Copy out all lines of the records in which the word "Compress" appears.

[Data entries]
::::::::

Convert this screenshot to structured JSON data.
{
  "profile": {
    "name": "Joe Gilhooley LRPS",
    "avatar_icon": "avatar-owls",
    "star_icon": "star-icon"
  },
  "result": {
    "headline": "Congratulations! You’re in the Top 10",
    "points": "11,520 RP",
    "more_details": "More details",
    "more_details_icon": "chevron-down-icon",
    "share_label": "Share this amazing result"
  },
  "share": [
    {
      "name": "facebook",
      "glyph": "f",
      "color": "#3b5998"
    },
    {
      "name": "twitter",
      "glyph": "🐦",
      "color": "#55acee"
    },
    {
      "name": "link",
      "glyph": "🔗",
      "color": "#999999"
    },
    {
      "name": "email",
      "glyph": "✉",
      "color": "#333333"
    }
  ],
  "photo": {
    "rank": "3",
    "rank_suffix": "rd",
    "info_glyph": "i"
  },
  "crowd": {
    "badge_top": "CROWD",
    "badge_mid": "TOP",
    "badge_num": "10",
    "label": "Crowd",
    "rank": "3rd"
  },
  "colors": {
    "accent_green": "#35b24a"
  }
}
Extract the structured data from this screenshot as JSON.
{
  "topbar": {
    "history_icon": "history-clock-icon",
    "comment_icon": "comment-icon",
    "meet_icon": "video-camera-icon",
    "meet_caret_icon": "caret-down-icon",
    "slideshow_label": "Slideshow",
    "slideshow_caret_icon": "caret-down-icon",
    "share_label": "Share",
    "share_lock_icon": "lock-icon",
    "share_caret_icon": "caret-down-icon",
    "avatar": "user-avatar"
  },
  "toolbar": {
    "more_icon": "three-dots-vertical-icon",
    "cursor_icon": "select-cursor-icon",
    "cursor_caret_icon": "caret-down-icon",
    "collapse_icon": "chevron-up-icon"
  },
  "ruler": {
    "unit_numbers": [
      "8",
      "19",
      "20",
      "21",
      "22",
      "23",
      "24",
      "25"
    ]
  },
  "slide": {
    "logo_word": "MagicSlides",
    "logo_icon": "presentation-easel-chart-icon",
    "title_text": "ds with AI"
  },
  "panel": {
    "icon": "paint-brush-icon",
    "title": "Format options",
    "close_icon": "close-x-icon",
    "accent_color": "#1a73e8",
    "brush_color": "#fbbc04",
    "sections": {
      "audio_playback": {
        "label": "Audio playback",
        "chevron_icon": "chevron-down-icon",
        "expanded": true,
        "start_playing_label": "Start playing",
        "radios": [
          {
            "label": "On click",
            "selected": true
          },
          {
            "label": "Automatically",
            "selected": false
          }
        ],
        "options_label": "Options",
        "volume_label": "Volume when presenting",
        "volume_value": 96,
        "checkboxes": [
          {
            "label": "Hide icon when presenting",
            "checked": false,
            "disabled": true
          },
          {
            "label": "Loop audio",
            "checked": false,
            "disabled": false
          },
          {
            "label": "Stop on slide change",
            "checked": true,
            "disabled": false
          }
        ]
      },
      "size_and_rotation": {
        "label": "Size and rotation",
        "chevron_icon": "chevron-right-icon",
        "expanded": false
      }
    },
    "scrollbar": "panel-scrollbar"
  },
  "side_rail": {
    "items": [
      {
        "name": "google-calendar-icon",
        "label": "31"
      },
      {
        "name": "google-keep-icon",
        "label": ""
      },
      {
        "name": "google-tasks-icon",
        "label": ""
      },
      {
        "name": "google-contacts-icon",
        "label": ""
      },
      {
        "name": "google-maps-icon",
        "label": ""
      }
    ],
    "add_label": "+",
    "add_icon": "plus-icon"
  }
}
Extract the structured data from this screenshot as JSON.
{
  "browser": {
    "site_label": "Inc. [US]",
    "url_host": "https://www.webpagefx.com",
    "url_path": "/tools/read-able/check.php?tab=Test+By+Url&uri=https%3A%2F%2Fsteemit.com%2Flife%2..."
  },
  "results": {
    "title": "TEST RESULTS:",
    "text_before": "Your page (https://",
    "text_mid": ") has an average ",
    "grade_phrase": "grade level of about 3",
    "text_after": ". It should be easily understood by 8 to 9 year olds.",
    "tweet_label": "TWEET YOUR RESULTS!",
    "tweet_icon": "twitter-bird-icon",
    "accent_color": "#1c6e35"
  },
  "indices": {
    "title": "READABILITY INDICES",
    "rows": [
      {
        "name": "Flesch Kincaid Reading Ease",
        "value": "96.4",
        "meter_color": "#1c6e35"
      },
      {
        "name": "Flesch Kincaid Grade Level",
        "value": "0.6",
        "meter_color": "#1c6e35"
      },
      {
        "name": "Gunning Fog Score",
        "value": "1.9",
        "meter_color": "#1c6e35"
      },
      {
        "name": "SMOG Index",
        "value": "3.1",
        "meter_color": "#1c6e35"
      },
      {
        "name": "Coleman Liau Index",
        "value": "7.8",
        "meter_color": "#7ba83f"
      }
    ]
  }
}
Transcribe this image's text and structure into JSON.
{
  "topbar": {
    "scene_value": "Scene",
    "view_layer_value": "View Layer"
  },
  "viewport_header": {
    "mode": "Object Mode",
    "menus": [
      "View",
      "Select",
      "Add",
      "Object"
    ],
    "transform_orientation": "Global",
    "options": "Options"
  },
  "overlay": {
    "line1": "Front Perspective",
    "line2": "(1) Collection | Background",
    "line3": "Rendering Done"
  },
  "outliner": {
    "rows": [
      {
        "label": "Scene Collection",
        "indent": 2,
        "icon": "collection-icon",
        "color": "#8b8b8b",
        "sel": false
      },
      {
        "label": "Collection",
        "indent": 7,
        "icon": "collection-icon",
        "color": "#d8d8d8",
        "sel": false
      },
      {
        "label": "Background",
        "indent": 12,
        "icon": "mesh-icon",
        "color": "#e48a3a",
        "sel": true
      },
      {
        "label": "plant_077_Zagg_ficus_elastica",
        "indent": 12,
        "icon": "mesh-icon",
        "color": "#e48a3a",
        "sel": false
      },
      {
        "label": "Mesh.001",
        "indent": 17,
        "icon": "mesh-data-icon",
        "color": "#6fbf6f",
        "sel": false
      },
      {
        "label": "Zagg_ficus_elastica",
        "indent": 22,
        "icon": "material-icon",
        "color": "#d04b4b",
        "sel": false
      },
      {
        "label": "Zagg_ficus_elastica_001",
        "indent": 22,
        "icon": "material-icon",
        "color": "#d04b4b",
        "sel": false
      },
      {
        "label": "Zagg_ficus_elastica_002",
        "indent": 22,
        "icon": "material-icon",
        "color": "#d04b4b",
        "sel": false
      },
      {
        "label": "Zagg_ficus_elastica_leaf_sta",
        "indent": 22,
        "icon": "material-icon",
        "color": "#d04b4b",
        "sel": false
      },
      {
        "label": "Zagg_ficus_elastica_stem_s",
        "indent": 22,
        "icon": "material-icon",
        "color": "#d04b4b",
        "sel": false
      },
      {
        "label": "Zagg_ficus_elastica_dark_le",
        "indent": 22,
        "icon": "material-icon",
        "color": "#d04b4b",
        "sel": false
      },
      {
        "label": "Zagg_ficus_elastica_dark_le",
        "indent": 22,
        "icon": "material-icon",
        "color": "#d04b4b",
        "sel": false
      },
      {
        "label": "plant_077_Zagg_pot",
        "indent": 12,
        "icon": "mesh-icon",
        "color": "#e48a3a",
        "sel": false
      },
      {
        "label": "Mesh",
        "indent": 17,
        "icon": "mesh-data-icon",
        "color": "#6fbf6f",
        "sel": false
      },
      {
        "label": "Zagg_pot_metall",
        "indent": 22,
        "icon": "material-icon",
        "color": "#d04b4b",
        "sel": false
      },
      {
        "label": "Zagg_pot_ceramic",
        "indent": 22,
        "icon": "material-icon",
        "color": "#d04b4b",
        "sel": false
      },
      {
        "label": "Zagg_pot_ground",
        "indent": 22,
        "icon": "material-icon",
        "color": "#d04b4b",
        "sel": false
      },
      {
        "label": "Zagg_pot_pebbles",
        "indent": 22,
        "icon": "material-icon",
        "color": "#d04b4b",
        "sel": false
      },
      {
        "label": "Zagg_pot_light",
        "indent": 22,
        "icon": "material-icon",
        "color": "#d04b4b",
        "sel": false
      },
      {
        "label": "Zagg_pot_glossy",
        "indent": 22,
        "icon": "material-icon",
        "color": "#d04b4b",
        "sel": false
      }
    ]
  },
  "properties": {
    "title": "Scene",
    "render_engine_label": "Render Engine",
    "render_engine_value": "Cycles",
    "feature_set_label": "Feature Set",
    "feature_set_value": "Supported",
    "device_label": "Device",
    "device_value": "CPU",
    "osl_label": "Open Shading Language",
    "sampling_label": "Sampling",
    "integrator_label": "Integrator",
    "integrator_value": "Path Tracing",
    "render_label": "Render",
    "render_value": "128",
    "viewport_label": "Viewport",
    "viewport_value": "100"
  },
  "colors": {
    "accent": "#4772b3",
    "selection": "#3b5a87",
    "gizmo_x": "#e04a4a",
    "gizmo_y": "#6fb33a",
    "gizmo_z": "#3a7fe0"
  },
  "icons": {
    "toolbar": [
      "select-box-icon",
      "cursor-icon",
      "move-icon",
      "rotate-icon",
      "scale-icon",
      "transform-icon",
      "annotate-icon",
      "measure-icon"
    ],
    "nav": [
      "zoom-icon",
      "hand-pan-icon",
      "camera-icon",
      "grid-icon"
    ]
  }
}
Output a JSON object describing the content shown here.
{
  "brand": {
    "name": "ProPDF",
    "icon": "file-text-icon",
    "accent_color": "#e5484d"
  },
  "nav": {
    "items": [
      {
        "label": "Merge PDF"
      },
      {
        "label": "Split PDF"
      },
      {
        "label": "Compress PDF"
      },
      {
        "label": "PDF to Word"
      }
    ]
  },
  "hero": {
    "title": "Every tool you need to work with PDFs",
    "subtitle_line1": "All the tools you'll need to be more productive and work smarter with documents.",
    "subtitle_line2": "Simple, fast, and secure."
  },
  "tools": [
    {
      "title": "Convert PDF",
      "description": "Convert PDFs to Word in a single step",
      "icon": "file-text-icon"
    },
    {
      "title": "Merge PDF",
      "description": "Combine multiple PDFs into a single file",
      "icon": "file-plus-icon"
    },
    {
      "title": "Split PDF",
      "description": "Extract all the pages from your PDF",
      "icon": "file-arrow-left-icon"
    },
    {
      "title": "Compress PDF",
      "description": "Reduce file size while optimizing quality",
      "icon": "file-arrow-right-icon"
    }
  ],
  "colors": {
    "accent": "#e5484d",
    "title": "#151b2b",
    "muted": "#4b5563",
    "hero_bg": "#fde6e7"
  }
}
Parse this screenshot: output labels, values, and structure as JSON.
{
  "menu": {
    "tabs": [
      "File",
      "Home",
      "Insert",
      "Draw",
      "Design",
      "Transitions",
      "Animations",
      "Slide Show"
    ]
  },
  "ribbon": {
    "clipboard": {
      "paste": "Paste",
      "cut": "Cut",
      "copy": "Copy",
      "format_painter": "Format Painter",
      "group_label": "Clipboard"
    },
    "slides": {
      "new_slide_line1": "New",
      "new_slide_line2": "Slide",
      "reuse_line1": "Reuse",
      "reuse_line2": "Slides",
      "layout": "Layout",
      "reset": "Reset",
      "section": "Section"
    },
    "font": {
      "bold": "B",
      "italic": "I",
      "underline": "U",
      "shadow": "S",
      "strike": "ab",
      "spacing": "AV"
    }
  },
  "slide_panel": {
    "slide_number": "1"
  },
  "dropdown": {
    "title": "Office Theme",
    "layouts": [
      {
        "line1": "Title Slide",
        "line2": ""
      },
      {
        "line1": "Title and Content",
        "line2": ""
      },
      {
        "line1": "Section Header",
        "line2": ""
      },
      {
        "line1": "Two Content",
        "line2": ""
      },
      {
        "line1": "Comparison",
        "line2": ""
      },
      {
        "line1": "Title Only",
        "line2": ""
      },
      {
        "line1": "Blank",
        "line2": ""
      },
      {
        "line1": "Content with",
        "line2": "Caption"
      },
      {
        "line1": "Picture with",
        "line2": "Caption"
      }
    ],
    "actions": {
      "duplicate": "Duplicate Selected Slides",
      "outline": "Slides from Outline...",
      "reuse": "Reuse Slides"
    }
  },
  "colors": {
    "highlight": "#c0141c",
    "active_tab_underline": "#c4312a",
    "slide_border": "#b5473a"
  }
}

::::::::

SOLUTION FOR THIS TASK –
        "label": "Compress PDF"
      "title": "Compress PDF",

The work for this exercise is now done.